▸ **Written request**: Copy out every line in the entries below that includes "Last".

▸ **Information provided**:
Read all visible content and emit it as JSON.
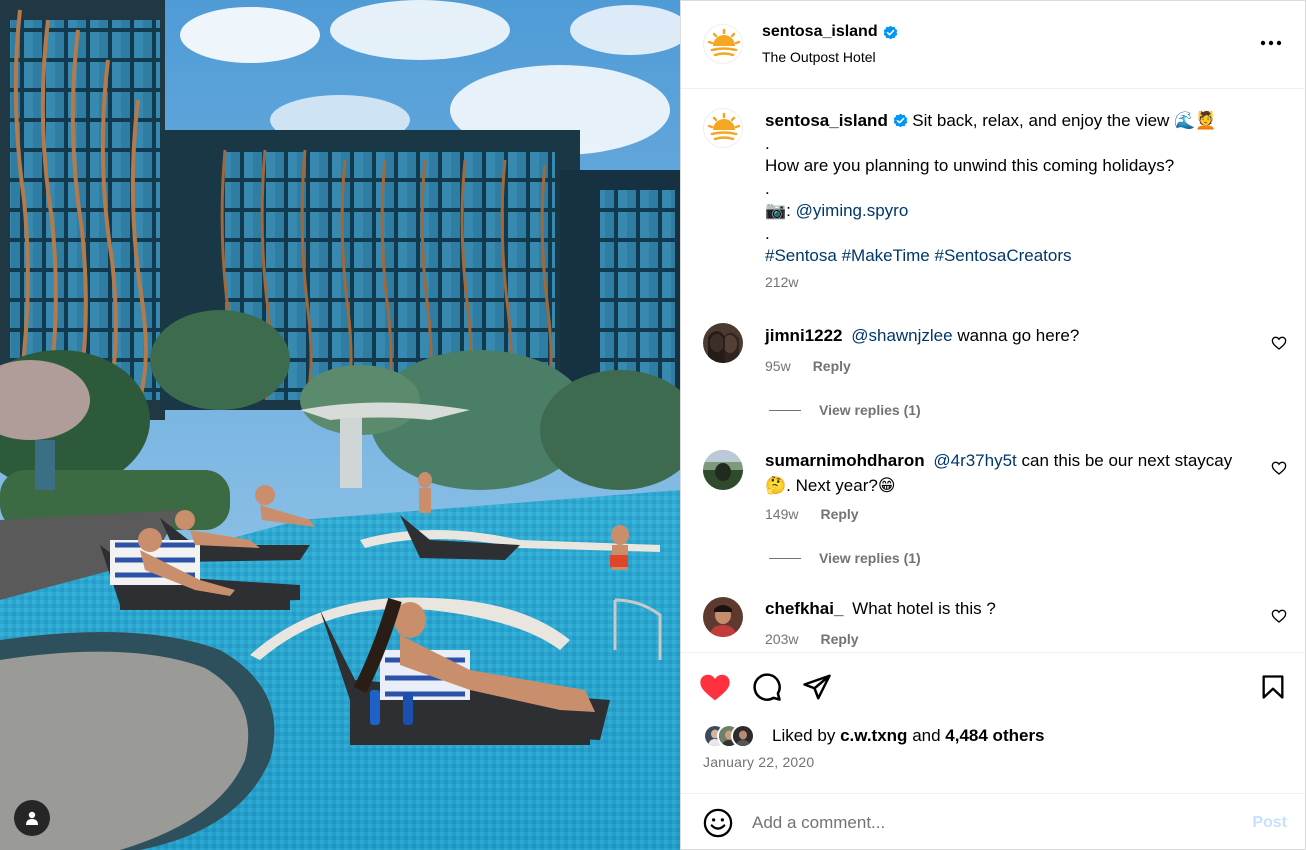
{
  "post": {
    "username": "sentosa_island",
    "location": "The Outpost Hotel",
    "caption": {
      "line1": "Sit back, relax, and enjoy the view 🌊💆",
      "dot1": ".",
      "line2": "How are you planning to unwind this coming holidays?",
      "dot2": ".",
      "camera": "📷:",
      "credit": "@yiming.spyro",
      "dot3": ".",
      "hashtags": [
        "#Sentosa",
        "#MakeTime",
        "#SentosaCreators"
      ],
      "time": "212w"
    },
    "comments": [
      {
        "username": "jimni1222",
        "mention": "@shawnjzlee",
        "text": "wanna go here?",
        "time": "95w",
        "reply_label": "Reply",
        "view_replies": "View replies (1)"
      },
      {
        "username": "sumarnimohdharon",
        "mention": "@4r37hy5t",
        "text": "can this be our next staycay",
        "text2": "🤔. Next year?😁",
        "time": "149w",
        "reply_label": "Reply",
        "view_replies": "View replies (1)"
      },
      {
        "username": "chefkhai_",
        "mention": "",
        "text": "What hotel is this ?",
        "time": "203w",
        "reply_label": "Reply"
      }
    ],
    "likes": {
      "prefix": "Liked by",
      "user": "c.w.txng",
      "and": "and",
      "others": "4,484 others"
    },
    "date": "January 22, 2020",
    "comment_box": {
      "placeholder": "Add a comment...",
      "post_label": "Post"
    }
  },
  "icons": {
    "more": "more-options-icon",
    "like": "heart-filled-icon",
    "comment": "comment-bubble-icon",
    "share": "paper-plane-icon",
    "save": "bookmark-icon",
    "emoji": "smiley-icon",
    "verified": "verified-badge-icon",
    "user": "user-silhouette-icon"
  },
  "colors": {
    "like_red": "#ff3040",
    "verified_blue": "#0095f6",
    "link_blue": "#00376b",
    "muted": "#737373",
    "post_disabled": "#c7e0fd",
    "brand_orange": "#f5a623"
  }
}
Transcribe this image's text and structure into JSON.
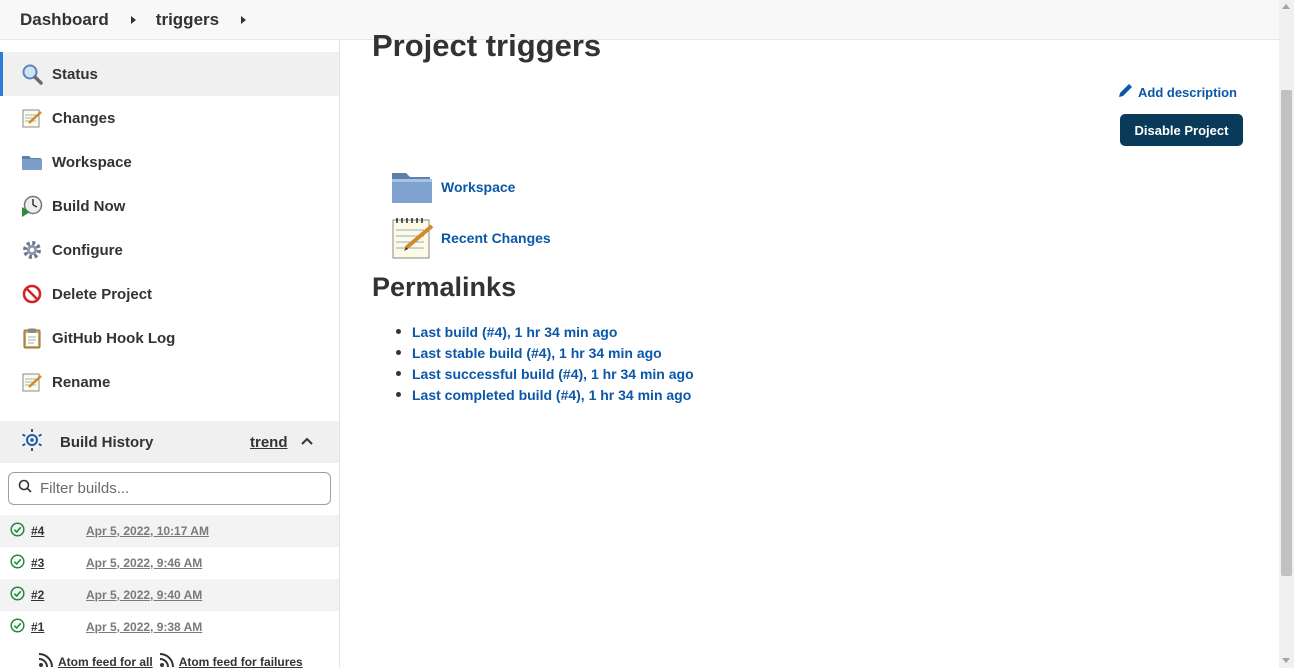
{
  "breadcrumb": {
    "items": [
      "Dashboard",
      "triggers"
    ]
  },
  "sidebar": {
    "tasks": [
      {
        "label": "Status",
        "icon": "search-icon",
        "active": true
      },
      {
        "label": "Changes",
        "icon": "notepad-icon"
      },
      {
        "label": "Workspace",
        "icon": "folder-icon"
      },
      {
        "label": "Build Now",
        "icon": "clock-play-icon"
      },
      {
        "label": "Configure",
        "icon": "gear-icon"
      },
      {
        "label": "Delete Project",
        "icon": "no-entry-icon"
      },
      {
        "label": "GitHub Hook Log",
        "icon": "clipboard-icon"
      },
      {
        "label": "Rename",
        "icon": "notepad-icon"
      }
    ]
  },
  "build_history": {
    "title": "Build History",
    "trend_label": "trend",
    "filter_placeholder": "Filter builds...",
    "builds": [
      {
        "number": "#4",
        "date": "Apr 5, 2022, 10:17 AM",
        "status": "success"
      },
      {
        "number": "#3",
        "date": "Apr 5, 2022, 9:46 AM",
        "status": "success"
      },
      {
        "number": "#2",
        "date": "Apr 5, 2022, 9:40 AM",
        "status": "success"
      },
      {
        "number": "#1",
        "date": "Apr 5, 2022, 9:38 AM",
        "status": "success"
      }
    ],
    "feeds": [
      "Atom feed for all",
      "Atom feed for failures"
    ]
  },
  "main": {
    "title": "Project triggers",
    "add_description": "Add description",
    "disable_button": "Disable Project",
    "links": [
      "Workspace",
      "Recent Changes"
    ],
    "permalinks_title": "Permalinks",
    "permalinks": [
      "Last build (#4), 1 hr 34 min ago",
      "Last stable build (#4), 1 hr 34 min ago",
      "Last successful build (#4), 1 hr 34 min ago",
      "Last completed build (#4), 1 hr 34 min ago"
    ]
  },
  "colors": {
    "link": "#0b57a8",
    "button_bg": "#0a3a5a",
    "success": "#1e8a3e",
    "active_bar": "#2c7bd6"
  }
}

▸ **Correct result**:
      "Last build (#4), 1 hr 34 min ago",
      "Last stable build (#4), 1 hr 34 min ago",
      "Last successful build (#4), 1 hr 34 min ago",
      "Last completed build (#4), 1 hr 34 min ago"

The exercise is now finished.